**OBJECTIVE:**
Each line below is to be written out in full, exactly as shown.

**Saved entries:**

★ ★ ★

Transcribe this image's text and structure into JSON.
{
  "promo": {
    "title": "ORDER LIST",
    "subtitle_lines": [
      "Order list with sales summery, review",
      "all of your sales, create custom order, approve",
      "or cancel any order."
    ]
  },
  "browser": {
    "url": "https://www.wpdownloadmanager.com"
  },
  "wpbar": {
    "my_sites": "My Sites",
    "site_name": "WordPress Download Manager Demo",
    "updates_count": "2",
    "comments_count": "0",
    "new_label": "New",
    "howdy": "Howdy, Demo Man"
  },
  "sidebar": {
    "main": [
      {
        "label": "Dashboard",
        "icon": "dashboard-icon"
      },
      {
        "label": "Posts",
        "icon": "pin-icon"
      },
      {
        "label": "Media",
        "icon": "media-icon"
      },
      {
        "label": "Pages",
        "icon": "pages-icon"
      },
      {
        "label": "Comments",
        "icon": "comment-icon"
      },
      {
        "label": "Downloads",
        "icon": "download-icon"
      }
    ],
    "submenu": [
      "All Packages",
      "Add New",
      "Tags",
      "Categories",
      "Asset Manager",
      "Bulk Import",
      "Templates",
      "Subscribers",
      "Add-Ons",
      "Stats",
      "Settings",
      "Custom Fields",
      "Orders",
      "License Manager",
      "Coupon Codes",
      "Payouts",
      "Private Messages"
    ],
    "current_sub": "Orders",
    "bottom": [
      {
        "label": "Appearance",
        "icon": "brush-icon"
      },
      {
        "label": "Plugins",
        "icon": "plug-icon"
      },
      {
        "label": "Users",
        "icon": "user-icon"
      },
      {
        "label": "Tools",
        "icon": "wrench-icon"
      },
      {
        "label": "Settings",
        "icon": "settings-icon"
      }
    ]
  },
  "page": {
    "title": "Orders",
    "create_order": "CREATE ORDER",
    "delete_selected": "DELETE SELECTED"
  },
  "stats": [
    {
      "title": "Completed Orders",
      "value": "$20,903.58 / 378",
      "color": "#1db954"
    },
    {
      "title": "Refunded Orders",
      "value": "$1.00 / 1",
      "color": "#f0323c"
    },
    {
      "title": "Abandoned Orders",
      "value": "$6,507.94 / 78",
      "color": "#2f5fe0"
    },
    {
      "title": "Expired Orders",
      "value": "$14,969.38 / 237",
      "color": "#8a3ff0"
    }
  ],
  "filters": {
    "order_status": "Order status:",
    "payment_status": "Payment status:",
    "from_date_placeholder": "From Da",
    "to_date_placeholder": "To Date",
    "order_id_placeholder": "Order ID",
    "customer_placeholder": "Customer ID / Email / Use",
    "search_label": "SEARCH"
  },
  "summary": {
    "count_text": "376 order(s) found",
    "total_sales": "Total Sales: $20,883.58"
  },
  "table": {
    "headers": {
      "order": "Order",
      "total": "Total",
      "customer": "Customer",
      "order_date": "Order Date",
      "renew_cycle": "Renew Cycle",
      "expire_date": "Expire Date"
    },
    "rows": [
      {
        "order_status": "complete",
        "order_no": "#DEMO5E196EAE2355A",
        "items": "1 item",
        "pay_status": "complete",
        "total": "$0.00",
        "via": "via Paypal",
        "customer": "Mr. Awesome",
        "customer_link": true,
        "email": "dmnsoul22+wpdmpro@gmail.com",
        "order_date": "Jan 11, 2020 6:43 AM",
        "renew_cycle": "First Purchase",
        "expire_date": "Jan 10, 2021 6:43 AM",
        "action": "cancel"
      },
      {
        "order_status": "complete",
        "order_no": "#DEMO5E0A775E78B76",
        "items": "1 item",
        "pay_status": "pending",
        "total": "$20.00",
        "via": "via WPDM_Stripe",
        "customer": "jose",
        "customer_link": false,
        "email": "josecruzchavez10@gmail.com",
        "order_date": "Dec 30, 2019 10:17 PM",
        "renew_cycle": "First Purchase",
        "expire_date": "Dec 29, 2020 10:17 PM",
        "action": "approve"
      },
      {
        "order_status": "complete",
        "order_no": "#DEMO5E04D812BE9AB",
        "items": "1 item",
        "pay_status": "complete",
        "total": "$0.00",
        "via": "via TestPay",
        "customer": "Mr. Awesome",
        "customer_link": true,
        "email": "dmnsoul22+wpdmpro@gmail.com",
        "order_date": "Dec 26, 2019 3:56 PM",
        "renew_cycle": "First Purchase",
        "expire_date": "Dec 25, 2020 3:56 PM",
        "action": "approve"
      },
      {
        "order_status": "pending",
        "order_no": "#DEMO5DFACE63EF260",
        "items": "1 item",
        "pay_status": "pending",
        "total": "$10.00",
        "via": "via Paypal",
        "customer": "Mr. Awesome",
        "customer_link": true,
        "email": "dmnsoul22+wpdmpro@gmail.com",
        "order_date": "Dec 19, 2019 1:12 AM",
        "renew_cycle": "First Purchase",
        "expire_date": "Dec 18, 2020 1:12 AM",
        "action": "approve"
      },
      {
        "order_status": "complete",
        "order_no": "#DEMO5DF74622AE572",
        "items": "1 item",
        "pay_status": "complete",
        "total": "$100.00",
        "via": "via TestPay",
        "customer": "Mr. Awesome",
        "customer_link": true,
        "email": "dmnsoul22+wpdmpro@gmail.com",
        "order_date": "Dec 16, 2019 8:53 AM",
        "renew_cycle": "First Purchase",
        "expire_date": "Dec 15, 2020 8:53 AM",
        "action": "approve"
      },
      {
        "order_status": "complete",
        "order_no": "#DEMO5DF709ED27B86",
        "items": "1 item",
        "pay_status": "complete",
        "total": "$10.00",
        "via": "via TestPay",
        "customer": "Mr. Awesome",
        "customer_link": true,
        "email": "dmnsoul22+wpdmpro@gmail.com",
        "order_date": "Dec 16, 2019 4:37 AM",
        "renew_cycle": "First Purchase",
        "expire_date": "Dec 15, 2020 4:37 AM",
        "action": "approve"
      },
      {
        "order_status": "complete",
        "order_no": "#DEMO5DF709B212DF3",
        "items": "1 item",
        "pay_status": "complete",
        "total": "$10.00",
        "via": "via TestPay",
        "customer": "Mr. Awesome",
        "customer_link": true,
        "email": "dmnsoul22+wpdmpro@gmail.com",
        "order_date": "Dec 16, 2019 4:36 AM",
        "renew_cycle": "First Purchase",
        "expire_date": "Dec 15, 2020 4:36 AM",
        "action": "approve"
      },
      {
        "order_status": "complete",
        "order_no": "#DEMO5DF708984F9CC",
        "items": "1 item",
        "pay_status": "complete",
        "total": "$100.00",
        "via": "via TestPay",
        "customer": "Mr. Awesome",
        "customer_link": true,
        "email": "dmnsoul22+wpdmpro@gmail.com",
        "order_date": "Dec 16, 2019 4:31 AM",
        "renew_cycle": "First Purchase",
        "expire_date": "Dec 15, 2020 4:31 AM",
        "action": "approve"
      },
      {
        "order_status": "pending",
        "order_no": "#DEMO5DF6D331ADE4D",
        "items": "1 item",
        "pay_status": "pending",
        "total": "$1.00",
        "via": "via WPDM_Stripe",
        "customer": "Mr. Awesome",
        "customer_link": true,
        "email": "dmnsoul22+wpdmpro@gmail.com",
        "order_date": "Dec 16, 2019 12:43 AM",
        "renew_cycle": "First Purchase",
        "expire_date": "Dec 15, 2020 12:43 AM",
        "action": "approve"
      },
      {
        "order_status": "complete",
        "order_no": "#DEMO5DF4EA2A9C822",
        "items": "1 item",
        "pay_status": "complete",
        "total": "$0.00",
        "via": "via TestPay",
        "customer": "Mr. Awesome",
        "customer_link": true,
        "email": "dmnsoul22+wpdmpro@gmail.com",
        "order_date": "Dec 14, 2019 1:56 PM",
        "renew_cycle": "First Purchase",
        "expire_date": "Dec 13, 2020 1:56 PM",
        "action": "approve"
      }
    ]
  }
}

★ ★ ★

**SOLUTION FOR THIS TASK:**
Transcribe this image's text and structure into JSON.
{
  "promo": {
    "title": "ORDER LIST",
    "subtitle_lines": [
      "Order list with sales summery, review",
      "all of your sales, create custom order, approve",
      "or cancel any order."
    ]
  },
  "browser": {
    "url": "https://www.wpdownloadmanager.com"
  },
  "wpbar": {
    "my_sites": "My Sites",
    "site_name": "WordPress Download Manager Demo",
    "updates_count": "2",
    "comments_count": "0",
    "new_label": "New",
    "howdy": "Howdy, Demo Man"
  },
  "sidebar": {
    "main": [
      {
        "label": "Dashboard",
        "icon": "dashboard-icon"
      },
      {
        "label": "Posts",
        "icon": "pin-icon"
      },
      {
        "label": "Media",
        "icon": "media-icon"
      },
      {
        "label": "Pages",
        "icon": "pages-icon"
      },
      {
        "label": "Comments",
        "icon": "comment-icon"
      },
      {
        "label": "Downloads",
        "icon": "download-icon"
      }
    ],
    "submenu": [
      "All Packages",
      "Add New",
      "Tags",
      "Categories",
      "Asset Manager",
      "Bulk Import",
      "Templates",
      "Subscribers",
      "Add-Ons",
      "Stats",
      "Settings",
      "Custom Fields",
      "Orders",
      "License Manager",
      "Coupon Codes",
      "Payouts",
      "Private Messages"
    ],
    "current_sub": "Orders",
    "bottom": [
      {
        "label": "Appearance",
        "icon": "brush-icon"
      },
      {
        "label": "Plugins",
        "icon": "plug-icon"
      },
      {
        "label": "Users",
        "icon": "user-icon"
      },
      {
        "label": "Tools",
        "icon": "wrench-icon"
      },
      {
        "label": "Settings",
        "icon": "settings-icon"
      }
    ]
  },
  "page": {
    "title": "Orders",
    "create_order": "CREATE ORDER",
    "delete_selected": "DELETE SELECTED"
  },
  "stats": [
    {
      "title": "Completed Orders",
      "value": "$20,903.58 / 378",
      "color": "#1db954"
    },
    {
      "title": "Refunded Orders",
      "value": "$1.00 / 1",
      "color": "#f0323c"
    },
    {
      "title": "Abandoned Orders",
      "value": "$6,507.94 / 78",
      "color": "#2f5fe0"
    },
    {
      "title": "Expired Orders",
      "value": "$14,969.38 / 237",
      "color": "#8a3ff0"
    }
  ],
  "filters": {
    "order_status": "Order status:",
    "payment_status": "Payment status:",
    "from_date_placeholder": "From Da",
    "to_date_placeholder": "To Date",
    "order_id_placeholder": "Order ID",
    "customer_placeholder": "Customer ID / Email / Use",
    "search_label": "SEARCH"
  },
  "summary": {
    "count_text": "376 order(s) found",
    "total_sales": "Total Sales: $20,883.58"
  },
  "table": {
    "headers": {
      "order": "Order",
      "total": "Total",
      "customer": "Customer",
      "order_date": "Order Date",
      "renew_cycle": "Renew Cycle",
      "expire_date": "Expire Date"
    },
    "rows": [
      {
        "order_status": "complete",
        "order_no": "#DEMO5E196EAE2355A",
        "items": "1 item",
        "pay_status": "complete",
        "total": "$0.00",
        "via": "via Paypal",
        "customer": "Mr. Awesome",
        "customer_link": true,
        "email": "dmnsoul22+wpdmpro@gmail.com",
        "order_date": "Jan 11, 2020 6:43 AM",
        "renew_cycle": "First Purchase",
        "expire_date": "Jan 10, 2021 6:43 AM",
        "action": "cancel"
      },
      {
        "order_status": "complete",
        "order_no": "#DEMO5E0A775E78B76",
        "items": "1 item",
        "pay_status": "pending",
        "total": "$20.00",
        "via": "via WPDM_Stripe",
        "customer": "jose",
        "customer_link": false,
        "email": "josecruzchavez10@gmail.com",
        "order_date": "Dec 30, 2019 10:17 PM",
        "renew_cycle": "First Purchase",
        "expire_date": "Dec 29, 2020 10:17 PM",
        "action": "approve"
      },
      {
        "order_status": "complete",
        "order_no": "#DEMO5E04D812BE9AB",
        "items": "1 item",
        "pay_status": "complete",
        "total": "$0.00",
        "via": "via TestPay",
        "customer": "Mr. Awesome",
        "customer_link": true,
        "email": "dmnsoul22+wpdmpro@gmail.com",
        "order_date": "Dec 26, 2019 3:56 PM",
        "renew_cycle": "First Purchase",
        "expire_date": "Dec 25, 2020 3:56 PM",
        "action": "approve"
      },
      {
        "order_status": "pending",
        "order_no": "#DEMO5DFACE63EF260",
        "items": "1 item",
        "pay_status": "pending",
        "total": "$10.00",
        "via": "via Paypal",
        "customer": "Mr. Awesome",
        "customer_link": true,
        "email": "dmnsoul22+wpdmpro@gmail.com",
        "order_date": "Dec 19, 2019 1:12 AM",
        "renew_cycle": "First Purchase",
        "expire_date": "Dec 18, 2020 1:12 AM",
        "action": "approve"
      },
      {
        "order_status": "complete",
        "order_no": "#DEMO5DF74622AE572",
        "items": "1 item",
        "pay_status": "complete",
        "total": "$100.00",
        "via": "via TestPay",
        "customer": "Mr. Awesome",
        "customer_link": true,
        "email": "dmnsoul22+wpdmpro@gmail.com",
        "order_date": "Dec 16, 2019 8:53 AM",
        "renew_cycle": "First Purchase",
        "expire_date": "Dec 15, 2020 8:53 AM",
        "action": "approve"
      },
      {
        "order_status": "complete",
        "order_no": "#DEMO5DF709ED27B86",
        "items": "1 item",
        "pay_status": "complete",
        "total": "$10.00",
        "via": "via TestPay",
        "customer": "Mr. Awesome",
        "customer_link": true,
        "email": "dmnsoul22+wpdmpro@gmail.com",
        "order_date": "Dec 16, 2019 4:37 AM",
        "renew_cycle": "First Purchase",
        "expire_date": "Dec 15, 2020 4:37 AM",
        "action": "approve"
      },
      {
        "order_status": "complete",
        "order_no": "#DEMO5DF709B212DF3",
        "items": "1 item",
        "pay_status": "complete",
        "total": "$10.00",
        "via": "via TestPay",
        "customer": "Mr. Awesome",
        "customer_link": true,
        "email": "dmnsoul22+wpdmpro@gmail.com",
        "order_date": "Dec 16, 2019 4:36 AM",
        "renew_cycle": "First Purchase",
        "expire_date": "Dec 15, 2020 4:36 AM",
        "action": "approve"
      },
      {
        "order_status": "complete",
        "order_no": "#DEMO5DF708984F9CC",
        "items": "1 item",
        "pay_status": "complete",
        "total": "$100.00",
        "via": "via TestPay",
        "customer": "Mr. Awesome",
        "customer_link": true,
        "email": "dmnsoul22+wpdmpro@gmail.com",
        "order_date": "Dec 16, 2019 4:31 AM",
        "renew_cycle": "First Purchase",
        "expire_date": "Dec 15, 2020 4:31 AM",
        "action": "approve"
      },
      {
        "order_status": "pending",
        "order_no": "#DEMO5DF6D331ADE4D",
        "items": "1 item",
        "pay_status": "pending",
        "total": "$1.00",
        "via": "via WPDM_Stripe",
        "customer": "Mr. Awesome",
        "customer_link": true,
        "email": "dmnsoul22+wpdmpro@gmail.com",
        "order_date": "Dec 16, 2019 12:43 AM",
        "renew_cycle": "First Purchase",
        "expire_date": "Dec 15, 2020 12:43 AM",
        "action": "approve"
      },
      {
        "order_status": "complete",
        "order_no": "#DEMO5DF4EA2A9C822",
        "items": "1 item",
        "pay_status": "complete",
        "total": "$0.00",
        "via": "via TestPay",
        "customer": "Mr. Awesome",
        "customer_link": true,
        "email": "dmnsoul22+wpdmpro@gmail.com",
        "order_date": "Dec 14, 2019 1:56 PM",
        "renew_cycle": "First Purchase",
        "expire_date": "Dec 13, 2020 1:56 PM",
        "action": "approve"
      }
    ]
  }
}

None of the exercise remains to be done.